> **Set exercise**:
Find each line in the following listing that has the string "this", then state the count and nothing else.
◇ ◇ ◇ ◇
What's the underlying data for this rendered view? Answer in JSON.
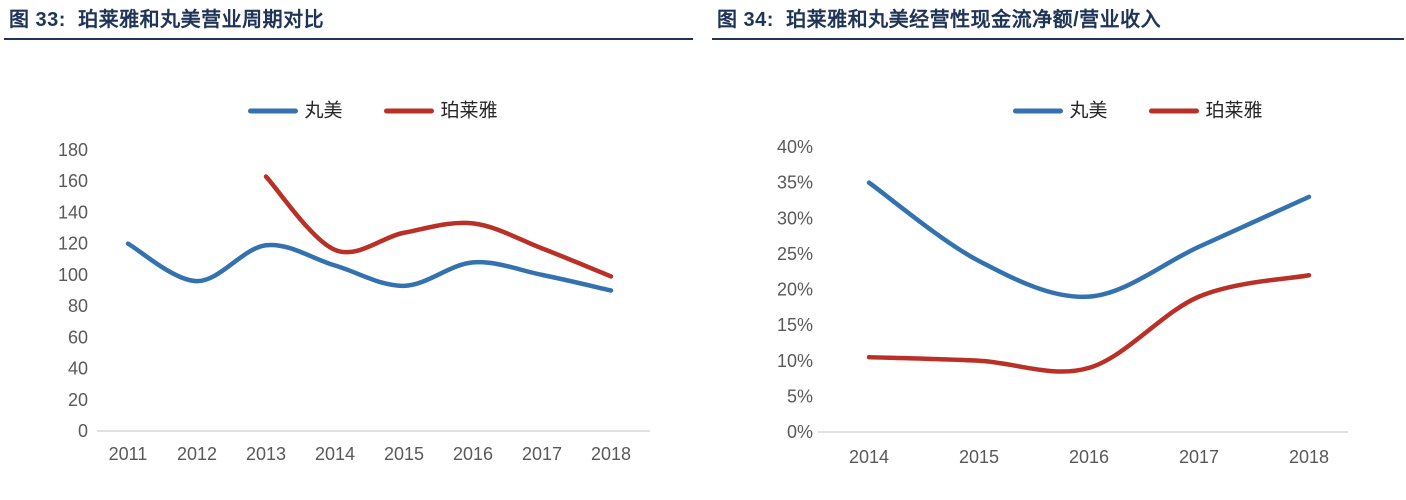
{
  "report": {
    "accent_color": "#1f3456",
    "axis_text_color": "#595959",
    "axis_line_color": "#d9d9d9",
    "legend_text_color": "#262626",
    "series_blue": "#3372af",
    "series_red": "#b93026"
  },
  "chart_data": [
    {
      "type": "line",
      "title": "图 33:  珀莱雅和丸美营业周期对比",
      "categories": [
        "2011",
        "2012",
        "2013",
        "2014",
        "2015",
        "2016",
        "2017",
        "2018"
      ],
      "series": [
        {
          "name": "丸美",
          "color": "#3372af",
          "values": [
            120,
            96,
            119,
            106,
            93,
            108,
            100,
            90
          ]
        },
        {
          "name": "珀莱雅",
          "color": "#b93026",
          "values": [
            null,
            null,
            163,
            116,
            127,
            133,
            117,
            99
          ]
        }
      ],
      "xlabel": "",
      "ylabel": "",
      "ylim": [
        0,
        180
      ],
      "ytick_step": 20,
      "percent": false,
      "grid": false,
      "legend_position": "top-center",
      "smooth": true
    },
    {
      "type": "line",
      "title": "图 34:  珀莱雅和丸美经营性现金流净额/营业收入",
      "categories": [
        "2014",
        "2015",
        "2016",
        "2017",
        "2018"
      ],
      "series": [
        {
          "name": "丸美",
          "color": "#3372af",
          "values": [
            35,
            24,
            19,
            26,
            33
          ]
        },
        {
          "name": "珀莱雅",
          "color": "#b93026",
          "values": [
            10.5,
            10,
            9,
            19,
            22
          ]
        }
      ],
      "xlabel": "",
      "ylabel": "",
      "ylim": [
        0,
        40
      ],
      "ytick_step": 5,
      "percent": true,
      "grid": false,
      "legend_position": "top-center",
      "smooth": true
    }
  ]
}
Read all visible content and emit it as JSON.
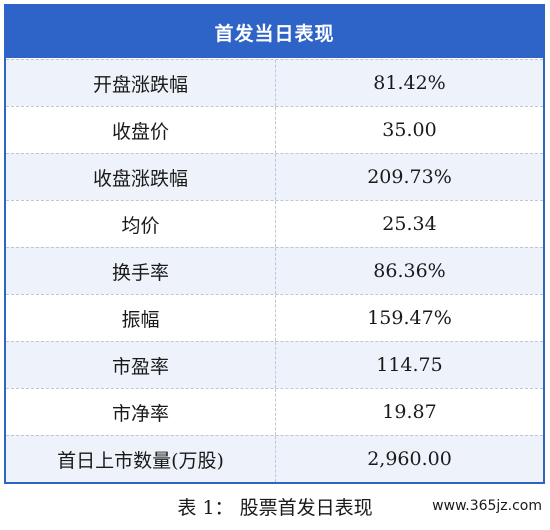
{
  "table": {
    "header": "首发当日表现",
    "rows": [
      {
        "label": "开盘涨跌幅",
        "value": "81.42%"
      },
      {
        "label": "收盘价",
        "value": "35.00"
      },
      {
        "label": "收盘涨跌幅",
        "value": "209.73%"
      },
      {
        "label": "均价",
        "value": "25.34"
      },
      {
        "label": "换手率",
        "value": "86.36%"
      },
      {
        "label": "振幅",
        "value": "159.47%"
      },
      {
        "label": "市盈率",
        "value": "114.75"
      },
      {
        "label": "市净率",
        "value": "19.87"
      },
      {
        "label": "首日上市数量(万股)",
        "value": "2,960.00"
      }
    ]
  },
  "caption": "表 1： 股票首发日表现",
  "watermark": "www.365jz.com",
  "colors": {
    "header_bg": "#2e63c8",
    "alt_row_bg": "#eef3fb",
    "border": "#2e63c8"
  }
}
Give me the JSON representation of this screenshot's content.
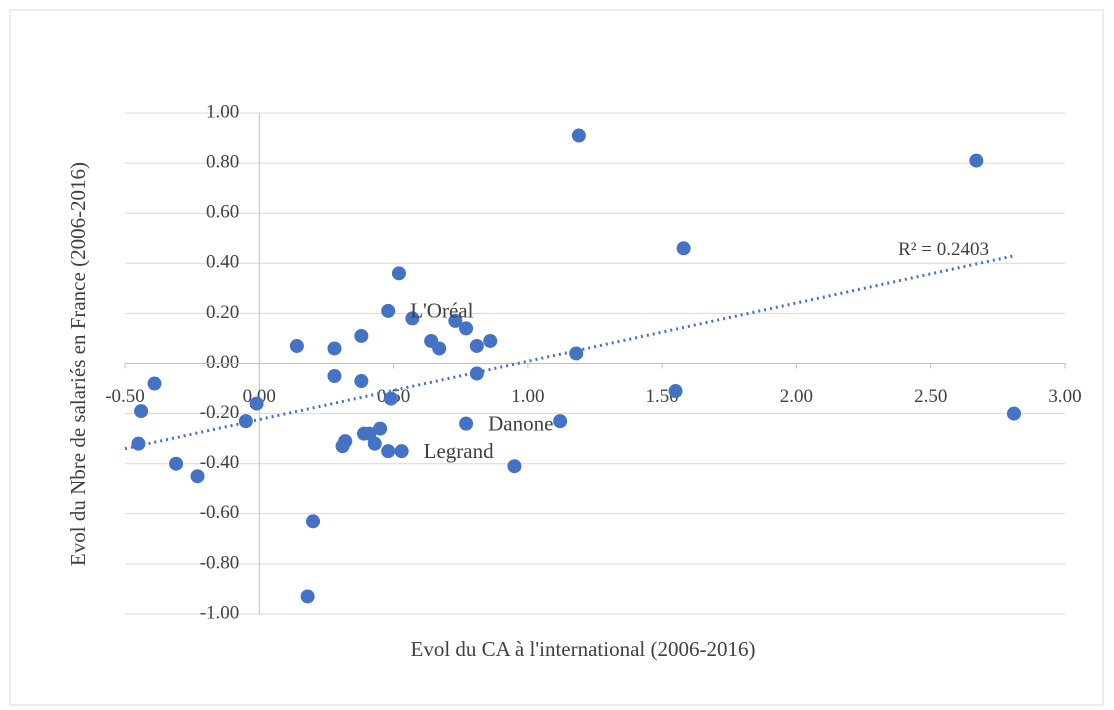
{
  "chart_data": {
    "type": "scatter",
    "x_label": "Evol du CA à l'international (2006-2016)",
    "y_label": "Evol du Nbre de salariés en France (2006-2016)",
    "color": "#4472c4",
    "grid": true,
    "xlim": [
      -0.5,
      3.0
    ],
    "ylim": [
      -1.0,
      1.0
    ],
    "xticks": [
      {
        "value": -0.5,
        "label": "-0.50"
      },
      {
        "value": 0,
        "label": "0.00"
      },
      {
        "value": 0.5,
        "label": "0.50"
      },
      {
        "value": 1,
        "label": "1.00"
      },
      {
        "value": 1.5,
        "label": "1.50"
      },
      {
        "value": 2,
        "label": "2.00"
      },
      {
        "value": 2.5,
        "label": "2.50"
      },
      {
        "value": 3,
        "label": "3.00"
      }
    ],
    "yticks": [
      {
        "value": 1,
        "label": "1.00"
      },
      {
        "value": 0.8,
        "label": "0.80"
      },
      {
        "value": 0.6,
        "label": "0.60"
      },
      {
        "value": 0.4,
        "label": "0.40"
      },
      {
        "value": 0.2,
        "label": "0.20"
      },
      {
        "value": 0,
        "label": "0.00"
      },
      {
        "value": -0.2,
        "label": "-0.20"
      },
      {
        "value": -0.4,
        "label": "-0.40"
      },
      {
        "value": -0.6,
        "label": "-0.60"
      },
      {
        "value": -0.8,
        "label": "-0.80"
      },
      {
        "value": -1,
        "label": "-1.00"
      }
    ],
    "x": [
      1.19,
      2.67,
      1.58,
      0.52,
      0.48,
      0.57,
      0.73,
      0.77,
      0.38,
      0.14,
      0.28,
      0.64,
      0.67,
      0.81,
      0.86,
      1.18,
      -0.39,
      0.28,
      0.38,
      0.81,
      -0.44,
      -0.01,
      0.49,
      1.55,
      2.81,
      -0.05,
      1.12,
      0.77,
      -0.45,
      0.39,
      0.41,
      0.45,
      0.32,
      0.31,
      0.43,
      0.48,
      0.53,
      -0.31,
      -0.23,
      0.95,
      0.2,
      0.18
    ],
    "y": [
      0.91,
      0.81,
      0.46,
      0.36,
      0.21,
      0.18,
      0.17,
      0.14,
      0.11,
      0.07,
      0.06,
      0.09,
      0.06,
      0.07,
      0.09,
      0.04,
      -0.08,
      -0.05,
      -0.07,
      -0.04,
      -0.19,
      -0.16,
      -0.14,
      -0.11,
      -0.2,
      -0.23,
      -0.23,
      -0.24,
      -0.32,
      -0.28,
      -0.28,
      -0.26,
      -0.31,
      -0.33,
      -0.32,
      -0.35,
      -0.35,
      -0.4,
      -0.45,
      -0.41,
      -0.63,
      -0.93
    ],
    "annotations": [
      {
        "text": "L'Oréal",
        "x": 0.48,
        "y": 0.21
      },
      {
        "text": "Danone",
        "x": 0.77,
        "y": -0.24
      },
      {
        "text": "Legrand",
        "x": 0.53,
        "y": -0.35
      }
    ],
    "trendline": {
      "x": [
        -0.5,
        2.81
      ],
      "y": [
        -0.34,
        0.43
      ],
      "label": "R² = 0.2403"
    }
  }
}
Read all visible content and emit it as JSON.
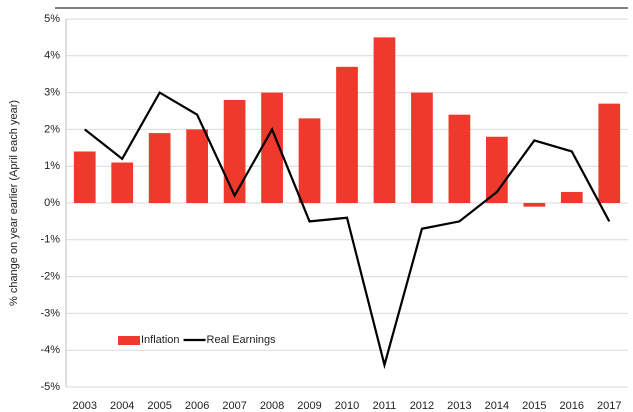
{
  "chart_data": {
    "type": "bar",
    "y_label": "% change on year earlier (April each year)",
    "categories": [
      "2003",
      "2004",
      "2005",
      "2006",
      "2007",
      "2008",
      "2009",
      "2010",
      "2011",
      "2012",
      "2013",
      "2014",
      "2015",
      "2016",
      "2017"
    ],
    "series": [
      {
        "name": "Inflation",
        "type": "bar",
        "color": "#ee3a2c",
        "values": [
          1.4,
          1.1,
          1.9,
          2.0,
          2.8,
          3.0,
          2.3,
          3.7,
          4.5,
          3.0,
          2.4,
          1.8,
          -0.1,
          0.3,
          2.7
        ]
      },
      {
        "name": "Real Earnings",
        "type": "line",
        "color": "#000000",
        "values": [
          2.0,
          1.2,
          3.0,
          2.4,
          0.2,
          2.0,
          -0.5,
          -0.4,
          -4.4,
          -0.7,
          -0.5,
          0.3,
          1.7,
          1.4,
          -0.5
        ]
      }
    ],
    "ylim": [
      -5,
      5
    ],
    "yticks": [
      {
        "value": -5,
        "label": "-5%"
      },
      {
        "value": -4,
        "label": "-4%"
      },
      {
        "value": -3,
        "label": "-3%"
      },
      {
        "value": -2,
        "label": "-2%"
      },
      {
        "value": -1,
        "label": "-1%"
      },
      {
        "value": 0,
        "label": "0%"
      },
      {
        "value": 1,
        "label": "1%"
      },
      {
        "value": 2,
        "label": "2%"
      },
      {
        "value": 3,
        "label": "3%"
      },
      {
        "value": 4,
        "label": "4%"
      },
      {
        "value": 5,
        "label": "5%"
      }
    ],
    "grid": true,
    "legend": "lower left"
  }
}
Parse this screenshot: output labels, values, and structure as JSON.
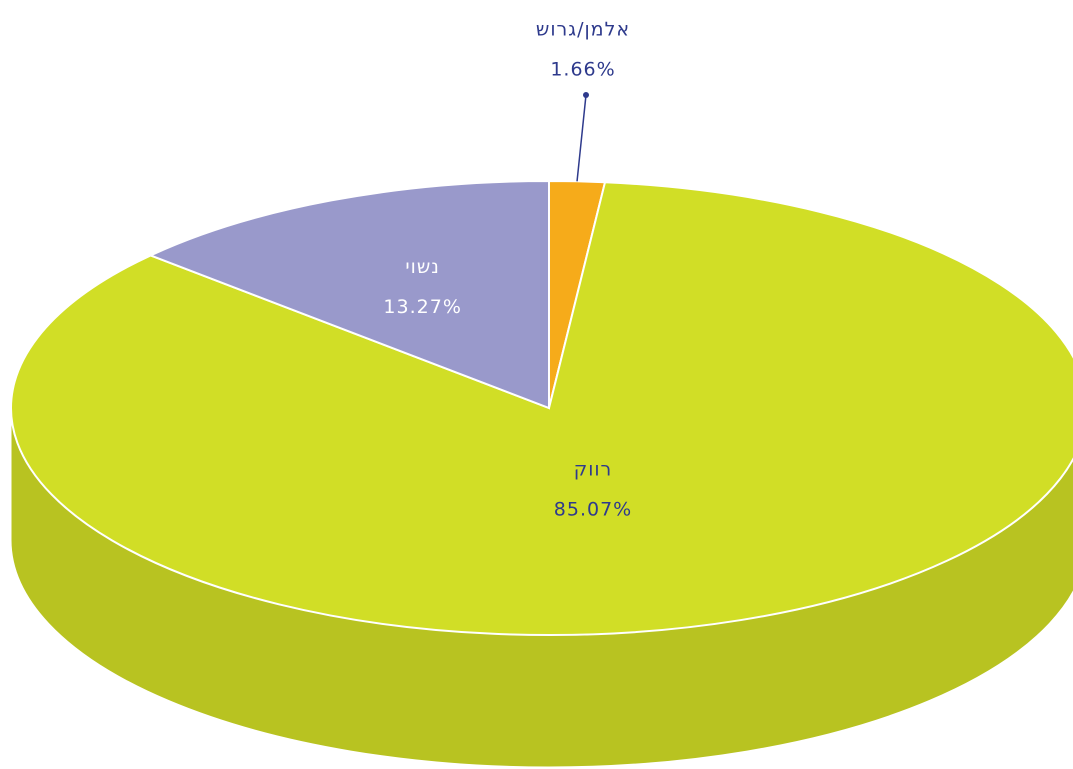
{
  "chart_data": {
    "type": "pie3d",
    "categories": [
      "אלמן/גרוש",
      "רווק",
      "נשוי"
    ],
    "values": [
      1.66,
      85.07,
      13.27
    ],
    "value_labels": [
      "1.66%",
      "85.07%",
      "13.27%"
    ],
    "colors": [
      "#f6ab1a",
      "#d1de26",
      "#9999cb"
    ]
  }
}
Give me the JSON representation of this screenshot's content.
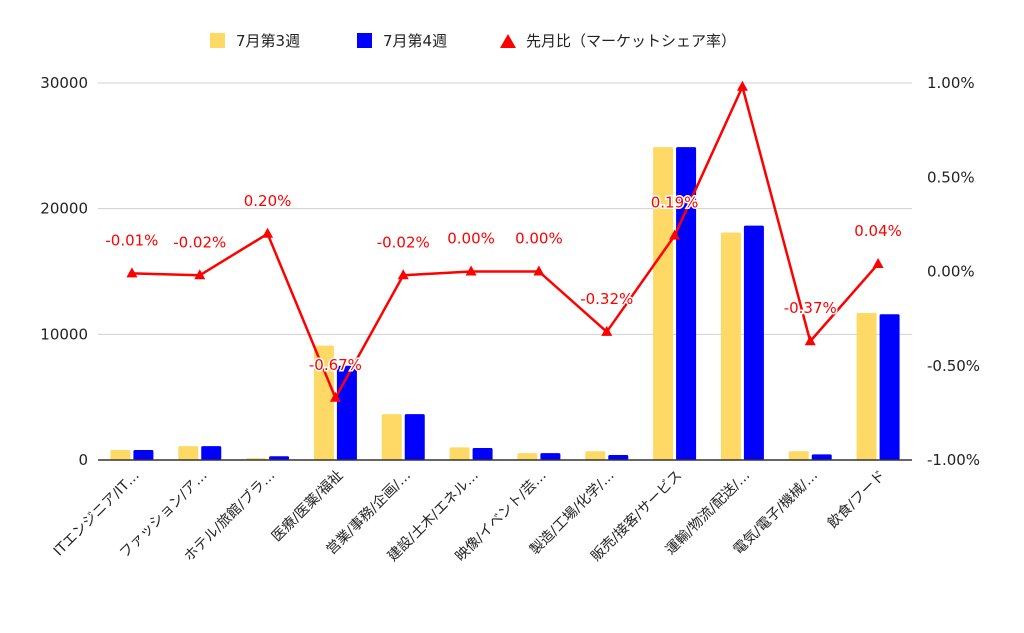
{
  "chart_data": {
    "type": "bar",
    "categories": [
      "ITエンジニア/IT…",
      "ファッション/ア…",
      "ホテル/旅館/ブラ…",
      "医療/医薬/福祉",
      "営業/事務/企画/…",
      "建設/土木/エネル…",
      "映像/イベント/芸…",
      "製造/工場/化学/…",
      "販売/接客/サービス",
      "運輸/物流/配送/…",
      "電気/電子/機械/…",
      "飲食/フード"
    ],
    "series": [
      {
        "name": "7月第3週",
        "type": "bar",
        "axis": "left",
        "color": "#FFD966",
        "values": [
          800,
          1100,
          150,
          9100,
          3650,
          1000,
          550,
          700,
          24900,
          18100,
          700,
          11700
        ]
      },
      {
        "name": "7月第4週",
        "type": "bar",
        "axis": "left",
        "color": "#0000FF",
        "values": [
          800,
          1100,
          300,
          7500,
          3650,
          950,
          550,
          400,
          24900,
          18650,
          450,
          11600
        ]
      },
      {
        "name": "先月比（マーケットシェア率）",
        "type": "line",
        "axis": "right",
        "color": "#FF0000",
        "marker": "triangle",
        "values": [
          -0.01,
          -0.02,
          0.2,
          -0.67,
          -0.02,
          0.0,
          0.0,
          -0.32,
          0.19,
          0.98,
          -0.37,
          0.04
        ],
        "labels": [
          "-0.01%",
          "-0.02%",
          "0.20%",
          "-0.67%",
          "-0.02%",
          "0.00%",
          "0.00%",
          "-0.32%",
          "0.19%",
          "",
          "-0.37%",
          "0.04%"
        ]
      }
    ],
    "y_left": {
      "ticks": [
        "0",
        "10000",
        "20000",
        "30000"
      ],
      "ylim": [
        0,
        30000
      ]
    },
    "y_right": {
      "ticks": [
        "-1.00%",
        "-0.50%",
        "0.00%",
        "0.50%",
        "1.00%"
      ],
      "ylim": [
        -1.0,
        1.0
      ]
    },
    "legend_position": "top",
    "grid": true
  }
}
◇ ◇ ◇ ◇
> **Task solution**:
4